## STATED TASK
Copy exactly, and only, the lines from the line containing "Give me a plain-text" through the last line of the records below, both included.

════════

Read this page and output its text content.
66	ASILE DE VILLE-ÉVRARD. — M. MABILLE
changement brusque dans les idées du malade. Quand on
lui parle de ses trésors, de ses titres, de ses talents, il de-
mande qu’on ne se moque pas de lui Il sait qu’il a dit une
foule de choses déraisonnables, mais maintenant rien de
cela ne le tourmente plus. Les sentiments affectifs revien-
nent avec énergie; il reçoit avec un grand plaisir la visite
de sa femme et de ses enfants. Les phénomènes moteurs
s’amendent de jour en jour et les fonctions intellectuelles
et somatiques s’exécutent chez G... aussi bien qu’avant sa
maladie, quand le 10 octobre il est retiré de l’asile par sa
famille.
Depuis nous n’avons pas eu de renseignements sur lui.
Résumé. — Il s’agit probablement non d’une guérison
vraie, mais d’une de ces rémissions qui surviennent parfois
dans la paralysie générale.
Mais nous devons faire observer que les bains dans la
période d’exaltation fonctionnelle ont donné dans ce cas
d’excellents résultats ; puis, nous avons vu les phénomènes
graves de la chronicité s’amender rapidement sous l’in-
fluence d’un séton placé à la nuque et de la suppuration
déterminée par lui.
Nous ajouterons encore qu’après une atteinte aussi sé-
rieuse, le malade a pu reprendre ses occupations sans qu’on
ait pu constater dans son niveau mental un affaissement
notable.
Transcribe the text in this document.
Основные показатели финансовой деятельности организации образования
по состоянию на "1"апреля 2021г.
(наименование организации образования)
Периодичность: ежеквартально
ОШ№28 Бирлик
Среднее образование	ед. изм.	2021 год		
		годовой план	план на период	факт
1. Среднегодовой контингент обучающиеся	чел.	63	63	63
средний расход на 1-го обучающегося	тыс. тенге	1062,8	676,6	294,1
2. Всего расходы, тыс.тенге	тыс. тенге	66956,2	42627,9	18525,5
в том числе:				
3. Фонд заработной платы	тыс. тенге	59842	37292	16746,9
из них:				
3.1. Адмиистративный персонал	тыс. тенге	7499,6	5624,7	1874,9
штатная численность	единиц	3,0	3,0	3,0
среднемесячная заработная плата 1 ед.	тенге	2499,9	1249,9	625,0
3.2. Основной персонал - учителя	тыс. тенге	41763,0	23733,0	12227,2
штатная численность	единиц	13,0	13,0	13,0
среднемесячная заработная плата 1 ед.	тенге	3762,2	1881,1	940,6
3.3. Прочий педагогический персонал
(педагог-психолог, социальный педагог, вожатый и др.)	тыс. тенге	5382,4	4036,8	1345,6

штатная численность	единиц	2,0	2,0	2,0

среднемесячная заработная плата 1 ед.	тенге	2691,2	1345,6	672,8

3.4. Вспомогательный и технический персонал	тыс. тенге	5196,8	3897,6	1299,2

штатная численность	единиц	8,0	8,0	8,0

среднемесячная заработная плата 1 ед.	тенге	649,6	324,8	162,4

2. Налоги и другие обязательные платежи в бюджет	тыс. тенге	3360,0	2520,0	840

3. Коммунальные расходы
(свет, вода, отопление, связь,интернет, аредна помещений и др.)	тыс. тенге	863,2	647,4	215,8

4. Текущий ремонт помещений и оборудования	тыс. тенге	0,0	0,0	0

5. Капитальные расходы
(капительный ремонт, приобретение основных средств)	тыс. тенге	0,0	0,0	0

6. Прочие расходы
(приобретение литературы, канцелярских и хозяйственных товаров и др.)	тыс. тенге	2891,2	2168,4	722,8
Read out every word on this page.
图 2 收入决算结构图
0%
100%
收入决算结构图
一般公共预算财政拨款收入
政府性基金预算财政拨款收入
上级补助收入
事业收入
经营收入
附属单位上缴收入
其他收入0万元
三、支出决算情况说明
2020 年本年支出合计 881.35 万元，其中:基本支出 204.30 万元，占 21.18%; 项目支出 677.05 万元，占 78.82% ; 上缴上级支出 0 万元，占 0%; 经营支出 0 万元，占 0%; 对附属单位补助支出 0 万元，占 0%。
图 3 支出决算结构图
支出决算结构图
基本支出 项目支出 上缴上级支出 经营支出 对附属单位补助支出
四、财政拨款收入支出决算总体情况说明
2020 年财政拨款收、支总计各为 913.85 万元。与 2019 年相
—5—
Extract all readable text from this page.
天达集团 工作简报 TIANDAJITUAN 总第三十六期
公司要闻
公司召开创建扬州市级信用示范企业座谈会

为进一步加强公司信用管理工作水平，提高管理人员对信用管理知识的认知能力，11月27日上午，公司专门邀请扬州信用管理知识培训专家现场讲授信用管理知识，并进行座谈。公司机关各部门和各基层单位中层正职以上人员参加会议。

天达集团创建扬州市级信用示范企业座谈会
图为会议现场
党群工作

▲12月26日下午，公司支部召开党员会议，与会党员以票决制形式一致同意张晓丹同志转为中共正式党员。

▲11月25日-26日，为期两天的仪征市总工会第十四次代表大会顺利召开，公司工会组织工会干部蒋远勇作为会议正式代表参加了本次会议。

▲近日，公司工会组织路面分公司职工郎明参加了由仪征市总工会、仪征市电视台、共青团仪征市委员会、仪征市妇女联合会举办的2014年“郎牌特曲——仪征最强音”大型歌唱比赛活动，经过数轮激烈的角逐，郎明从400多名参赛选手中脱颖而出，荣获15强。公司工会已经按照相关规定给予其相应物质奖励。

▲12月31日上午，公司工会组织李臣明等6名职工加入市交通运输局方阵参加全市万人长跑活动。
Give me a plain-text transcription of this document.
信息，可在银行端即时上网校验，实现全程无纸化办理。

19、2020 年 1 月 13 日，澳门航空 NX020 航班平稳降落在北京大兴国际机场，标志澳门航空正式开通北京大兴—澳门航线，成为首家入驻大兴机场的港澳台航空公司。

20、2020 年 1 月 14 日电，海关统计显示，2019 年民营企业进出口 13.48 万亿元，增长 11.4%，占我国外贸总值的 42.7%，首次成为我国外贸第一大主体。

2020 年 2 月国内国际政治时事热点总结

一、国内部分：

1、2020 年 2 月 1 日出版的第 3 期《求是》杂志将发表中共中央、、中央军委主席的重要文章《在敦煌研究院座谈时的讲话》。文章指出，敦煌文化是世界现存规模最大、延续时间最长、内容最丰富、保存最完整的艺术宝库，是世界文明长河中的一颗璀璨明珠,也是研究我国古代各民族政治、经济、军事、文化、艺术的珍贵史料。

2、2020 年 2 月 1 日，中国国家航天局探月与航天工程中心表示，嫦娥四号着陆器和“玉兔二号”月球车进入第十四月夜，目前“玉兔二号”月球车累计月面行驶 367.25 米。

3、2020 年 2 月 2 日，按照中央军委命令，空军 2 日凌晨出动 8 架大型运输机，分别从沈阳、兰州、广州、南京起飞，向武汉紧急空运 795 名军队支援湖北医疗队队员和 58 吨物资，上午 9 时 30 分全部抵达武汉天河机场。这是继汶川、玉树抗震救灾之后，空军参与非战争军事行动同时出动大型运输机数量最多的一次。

════════

## WRITTEN RESPONSE
Give me a plain-text transcription of this document.
信息，可在银行端即时上网校验，实现全程无纸化办理。

19、2020 年 1 月 13 日，澳门航空 NX020 航班平稳降落在北京大兴国际机场，标志澳门航空正式开通北京大兴—澳门航线，成为首家入驻大兴机场的港澳台航空公司。

20、2020 年 1 月 14 日电，海关统计显示，2019 年民营企业进出口 13.48 万亿元，增长 11.4%，占我国外贸总值的 42.7%，首次成为我国外贸第一大主体。

2020 年 2 月国内国际政治时事热点总结

一、国内部分：

1、2020 年 2 月 1 日出版的第 3 期《求是》杂志将发表中共中央、、中央军委主席的重要文章《在敦煌研究院座谈时的讲话》。文章指出，敦煌文化是世界现存规模最大、延续时间最长、内容最丰富、保存最完整的艺术宝库，是世界文明长河中的一颗璀璨明珠,也是研究我国古代各民族政治、经济、军事、文化、艺术的珍贵史料。

2、2020 年 2 月 1 日，中国国家航天局探月与航天工程中心表示，嫦娥四号着陆器和“玉兔二号”月球车进入第十四月夜，目前“玉兔二号”月球车累计月面行驶 367.25 米。

3、2020 年 2 月 2 日，按照中央军委命令，空军 2 日凌晨出动 8 架大型运输机，分别从沈阳、兰州、广州、南京起飞，向武汉紧急空运 795 名军队支援湖北医疗队队员和 58 吨物资，上午 9 时 30 分全部抵达武汉天河机场。这是继汶川、玉树抗震救灾之后，空军参与非战争军事行动同时出动大型运输机数量最多的一次。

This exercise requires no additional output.